DO THIS:
Which lines have the string "ylabel"? Copy all of them from the entries below.

MATERIAL FOR THIS EXERCISE:
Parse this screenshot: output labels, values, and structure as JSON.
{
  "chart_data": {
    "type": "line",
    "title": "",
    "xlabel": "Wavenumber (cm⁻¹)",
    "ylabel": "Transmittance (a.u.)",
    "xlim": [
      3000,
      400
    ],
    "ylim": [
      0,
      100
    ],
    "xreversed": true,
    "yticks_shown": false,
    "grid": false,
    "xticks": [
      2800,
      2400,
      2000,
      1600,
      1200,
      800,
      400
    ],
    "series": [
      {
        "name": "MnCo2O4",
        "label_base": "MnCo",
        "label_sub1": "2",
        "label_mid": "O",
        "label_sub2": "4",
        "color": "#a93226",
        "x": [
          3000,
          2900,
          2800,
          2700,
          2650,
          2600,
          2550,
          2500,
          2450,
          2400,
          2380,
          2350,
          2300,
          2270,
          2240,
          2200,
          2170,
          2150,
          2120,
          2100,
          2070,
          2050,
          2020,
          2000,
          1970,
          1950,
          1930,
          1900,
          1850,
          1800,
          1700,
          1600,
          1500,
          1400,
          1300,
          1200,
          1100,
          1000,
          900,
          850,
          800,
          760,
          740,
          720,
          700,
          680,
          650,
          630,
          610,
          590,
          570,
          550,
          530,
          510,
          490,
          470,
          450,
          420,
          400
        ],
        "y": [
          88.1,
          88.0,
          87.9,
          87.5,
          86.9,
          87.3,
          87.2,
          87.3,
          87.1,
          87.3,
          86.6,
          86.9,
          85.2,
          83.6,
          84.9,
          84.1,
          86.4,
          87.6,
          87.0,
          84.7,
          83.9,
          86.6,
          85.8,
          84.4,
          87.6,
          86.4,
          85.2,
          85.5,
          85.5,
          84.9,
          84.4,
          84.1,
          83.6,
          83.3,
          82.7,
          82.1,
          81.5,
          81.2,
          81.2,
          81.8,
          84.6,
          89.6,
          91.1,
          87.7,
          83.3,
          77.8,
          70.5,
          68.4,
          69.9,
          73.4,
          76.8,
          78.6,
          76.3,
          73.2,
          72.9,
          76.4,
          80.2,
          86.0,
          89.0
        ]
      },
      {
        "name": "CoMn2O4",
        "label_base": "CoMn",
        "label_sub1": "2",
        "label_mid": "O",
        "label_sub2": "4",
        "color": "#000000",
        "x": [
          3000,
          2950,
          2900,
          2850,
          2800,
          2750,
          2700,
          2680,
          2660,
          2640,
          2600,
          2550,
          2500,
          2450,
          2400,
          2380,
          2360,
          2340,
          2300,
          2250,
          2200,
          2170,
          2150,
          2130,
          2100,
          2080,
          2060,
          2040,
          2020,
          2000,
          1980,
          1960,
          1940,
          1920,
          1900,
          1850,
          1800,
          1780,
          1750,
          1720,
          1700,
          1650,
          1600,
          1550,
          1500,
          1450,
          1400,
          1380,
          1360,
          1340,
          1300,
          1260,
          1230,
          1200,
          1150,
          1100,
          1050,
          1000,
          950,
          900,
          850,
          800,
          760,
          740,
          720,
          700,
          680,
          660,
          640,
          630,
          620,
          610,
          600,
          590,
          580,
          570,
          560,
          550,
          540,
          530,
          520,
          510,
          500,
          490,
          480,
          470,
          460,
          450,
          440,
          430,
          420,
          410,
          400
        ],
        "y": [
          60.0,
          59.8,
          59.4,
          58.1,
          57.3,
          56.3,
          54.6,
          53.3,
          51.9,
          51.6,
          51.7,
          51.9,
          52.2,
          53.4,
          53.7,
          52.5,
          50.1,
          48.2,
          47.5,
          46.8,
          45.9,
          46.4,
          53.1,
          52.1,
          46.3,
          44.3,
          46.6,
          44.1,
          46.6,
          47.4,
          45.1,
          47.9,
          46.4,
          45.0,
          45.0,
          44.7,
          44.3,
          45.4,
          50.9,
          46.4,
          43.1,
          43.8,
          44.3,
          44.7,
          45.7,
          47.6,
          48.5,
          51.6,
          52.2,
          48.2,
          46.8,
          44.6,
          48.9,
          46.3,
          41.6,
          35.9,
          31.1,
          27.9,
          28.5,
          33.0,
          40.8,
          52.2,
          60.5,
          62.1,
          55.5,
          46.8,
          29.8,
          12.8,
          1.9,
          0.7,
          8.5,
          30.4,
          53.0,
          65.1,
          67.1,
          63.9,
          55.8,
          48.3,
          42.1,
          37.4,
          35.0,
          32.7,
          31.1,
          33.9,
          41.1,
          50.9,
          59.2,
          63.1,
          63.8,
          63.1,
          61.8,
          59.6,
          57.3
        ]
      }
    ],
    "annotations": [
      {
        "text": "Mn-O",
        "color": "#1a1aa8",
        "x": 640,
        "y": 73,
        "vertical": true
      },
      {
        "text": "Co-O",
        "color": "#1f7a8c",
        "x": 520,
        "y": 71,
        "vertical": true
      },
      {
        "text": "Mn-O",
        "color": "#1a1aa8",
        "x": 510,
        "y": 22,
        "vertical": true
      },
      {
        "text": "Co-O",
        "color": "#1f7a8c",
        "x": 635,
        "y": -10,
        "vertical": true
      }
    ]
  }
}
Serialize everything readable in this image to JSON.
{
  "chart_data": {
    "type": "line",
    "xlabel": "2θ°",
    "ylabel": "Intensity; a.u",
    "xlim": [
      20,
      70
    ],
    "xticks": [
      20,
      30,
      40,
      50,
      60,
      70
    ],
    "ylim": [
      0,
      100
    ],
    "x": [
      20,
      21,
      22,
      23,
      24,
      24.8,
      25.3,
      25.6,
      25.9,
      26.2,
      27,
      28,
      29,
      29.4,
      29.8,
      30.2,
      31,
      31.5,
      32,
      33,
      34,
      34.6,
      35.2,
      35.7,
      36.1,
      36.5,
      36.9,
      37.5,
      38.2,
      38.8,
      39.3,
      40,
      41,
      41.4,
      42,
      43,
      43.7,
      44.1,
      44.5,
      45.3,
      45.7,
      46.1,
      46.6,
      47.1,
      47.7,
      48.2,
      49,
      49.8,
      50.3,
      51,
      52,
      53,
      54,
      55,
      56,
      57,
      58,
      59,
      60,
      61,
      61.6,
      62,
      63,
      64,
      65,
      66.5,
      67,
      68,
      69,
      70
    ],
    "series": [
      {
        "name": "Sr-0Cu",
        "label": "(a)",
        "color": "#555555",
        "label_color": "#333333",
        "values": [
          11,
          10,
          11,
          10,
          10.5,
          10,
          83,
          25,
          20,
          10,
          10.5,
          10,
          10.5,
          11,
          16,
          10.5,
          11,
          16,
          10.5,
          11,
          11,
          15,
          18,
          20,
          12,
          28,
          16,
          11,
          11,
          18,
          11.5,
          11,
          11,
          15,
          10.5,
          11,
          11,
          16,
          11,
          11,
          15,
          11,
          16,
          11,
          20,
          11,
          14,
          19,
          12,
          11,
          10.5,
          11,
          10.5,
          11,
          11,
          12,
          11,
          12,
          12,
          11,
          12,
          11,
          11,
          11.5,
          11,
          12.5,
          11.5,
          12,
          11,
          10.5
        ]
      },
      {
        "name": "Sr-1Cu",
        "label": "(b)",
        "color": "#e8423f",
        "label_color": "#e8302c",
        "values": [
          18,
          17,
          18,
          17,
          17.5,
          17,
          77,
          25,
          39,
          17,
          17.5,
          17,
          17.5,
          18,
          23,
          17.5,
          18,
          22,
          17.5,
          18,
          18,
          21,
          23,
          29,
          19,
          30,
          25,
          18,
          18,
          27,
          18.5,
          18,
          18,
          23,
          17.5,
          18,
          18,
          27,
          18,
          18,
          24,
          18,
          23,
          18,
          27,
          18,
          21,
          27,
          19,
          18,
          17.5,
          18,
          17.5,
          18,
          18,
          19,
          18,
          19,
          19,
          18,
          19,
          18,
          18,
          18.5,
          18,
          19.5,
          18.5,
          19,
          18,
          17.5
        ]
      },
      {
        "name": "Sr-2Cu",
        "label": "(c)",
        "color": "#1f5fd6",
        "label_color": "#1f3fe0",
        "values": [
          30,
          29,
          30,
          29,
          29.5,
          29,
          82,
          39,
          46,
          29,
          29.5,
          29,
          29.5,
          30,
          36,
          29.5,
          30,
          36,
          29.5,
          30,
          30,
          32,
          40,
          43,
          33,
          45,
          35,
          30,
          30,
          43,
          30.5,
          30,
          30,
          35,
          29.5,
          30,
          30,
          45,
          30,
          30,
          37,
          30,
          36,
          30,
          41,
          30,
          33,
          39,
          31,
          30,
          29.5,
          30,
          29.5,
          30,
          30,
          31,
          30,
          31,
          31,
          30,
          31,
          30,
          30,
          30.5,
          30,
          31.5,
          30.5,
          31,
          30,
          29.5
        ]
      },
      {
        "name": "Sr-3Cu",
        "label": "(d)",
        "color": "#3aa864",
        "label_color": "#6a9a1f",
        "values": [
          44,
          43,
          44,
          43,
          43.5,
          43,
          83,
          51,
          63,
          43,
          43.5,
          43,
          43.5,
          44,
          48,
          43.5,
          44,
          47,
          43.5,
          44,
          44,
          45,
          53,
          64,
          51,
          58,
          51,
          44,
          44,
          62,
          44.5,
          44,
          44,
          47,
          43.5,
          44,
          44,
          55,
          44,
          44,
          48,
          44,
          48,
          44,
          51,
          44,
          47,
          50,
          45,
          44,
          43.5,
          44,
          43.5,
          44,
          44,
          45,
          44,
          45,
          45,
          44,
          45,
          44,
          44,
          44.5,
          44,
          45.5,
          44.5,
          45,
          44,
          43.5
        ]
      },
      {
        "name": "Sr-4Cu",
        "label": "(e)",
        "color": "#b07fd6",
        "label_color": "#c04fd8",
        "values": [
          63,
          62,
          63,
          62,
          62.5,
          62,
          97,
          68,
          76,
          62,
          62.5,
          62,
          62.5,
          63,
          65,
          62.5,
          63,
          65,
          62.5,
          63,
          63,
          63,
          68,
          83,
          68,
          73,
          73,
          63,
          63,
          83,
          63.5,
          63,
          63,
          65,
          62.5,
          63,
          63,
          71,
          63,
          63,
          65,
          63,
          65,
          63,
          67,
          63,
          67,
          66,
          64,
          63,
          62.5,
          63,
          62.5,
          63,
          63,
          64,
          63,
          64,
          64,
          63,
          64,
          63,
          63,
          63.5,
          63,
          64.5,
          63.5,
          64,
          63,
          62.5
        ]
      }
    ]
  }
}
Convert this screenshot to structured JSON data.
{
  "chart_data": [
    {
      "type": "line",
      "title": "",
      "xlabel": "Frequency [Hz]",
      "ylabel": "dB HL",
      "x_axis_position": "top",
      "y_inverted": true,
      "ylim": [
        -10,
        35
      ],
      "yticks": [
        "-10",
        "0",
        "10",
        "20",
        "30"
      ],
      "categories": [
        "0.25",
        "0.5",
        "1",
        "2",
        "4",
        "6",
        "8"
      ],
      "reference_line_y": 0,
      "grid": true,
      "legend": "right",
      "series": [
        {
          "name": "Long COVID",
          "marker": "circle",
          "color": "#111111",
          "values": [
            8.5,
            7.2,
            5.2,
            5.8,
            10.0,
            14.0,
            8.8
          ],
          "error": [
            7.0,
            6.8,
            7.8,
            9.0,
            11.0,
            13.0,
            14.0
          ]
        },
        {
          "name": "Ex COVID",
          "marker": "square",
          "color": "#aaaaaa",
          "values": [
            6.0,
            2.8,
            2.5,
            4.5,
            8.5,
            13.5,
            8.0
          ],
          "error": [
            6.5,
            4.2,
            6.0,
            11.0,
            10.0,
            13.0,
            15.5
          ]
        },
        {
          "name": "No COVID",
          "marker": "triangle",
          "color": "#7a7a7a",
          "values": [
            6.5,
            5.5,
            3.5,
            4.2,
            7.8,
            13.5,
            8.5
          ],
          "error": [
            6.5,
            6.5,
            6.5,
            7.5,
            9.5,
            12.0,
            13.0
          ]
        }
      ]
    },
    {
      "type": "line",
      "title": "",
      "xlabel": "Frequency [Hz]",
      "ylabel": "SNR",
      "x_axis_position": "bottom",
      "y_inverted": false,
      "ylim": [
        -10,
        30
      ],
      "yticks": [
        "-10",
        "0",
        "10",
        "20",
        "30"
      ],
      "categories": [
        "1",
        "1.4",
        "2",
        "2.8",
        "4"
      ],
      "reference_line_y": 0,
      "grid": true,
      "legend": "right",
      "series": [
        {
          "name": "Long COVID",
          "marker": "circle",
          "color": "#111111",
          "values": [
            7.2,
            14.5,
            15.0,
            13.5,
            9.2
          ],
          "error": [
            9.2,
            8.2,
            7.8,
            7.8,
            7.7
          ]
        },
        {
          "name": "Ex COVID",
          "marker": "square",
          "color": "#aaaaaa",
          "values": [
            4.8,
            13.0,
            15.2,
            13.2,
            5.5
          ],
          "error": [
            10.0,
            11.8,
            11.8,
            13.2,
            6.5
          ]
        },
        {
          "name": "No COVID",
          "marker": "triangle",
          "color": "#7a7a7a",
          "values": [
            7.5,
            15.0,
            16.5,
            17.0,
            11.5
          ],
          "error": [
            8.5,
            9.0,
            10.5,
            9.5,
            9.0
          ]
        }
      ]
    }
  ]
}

FULL ANSWER:
    "ylabel": "Transmittance (a.u.)",
    "ylabel": "Intensity; a.u",
      "ylabel": "dB HL",
      "ylabel": "SNR",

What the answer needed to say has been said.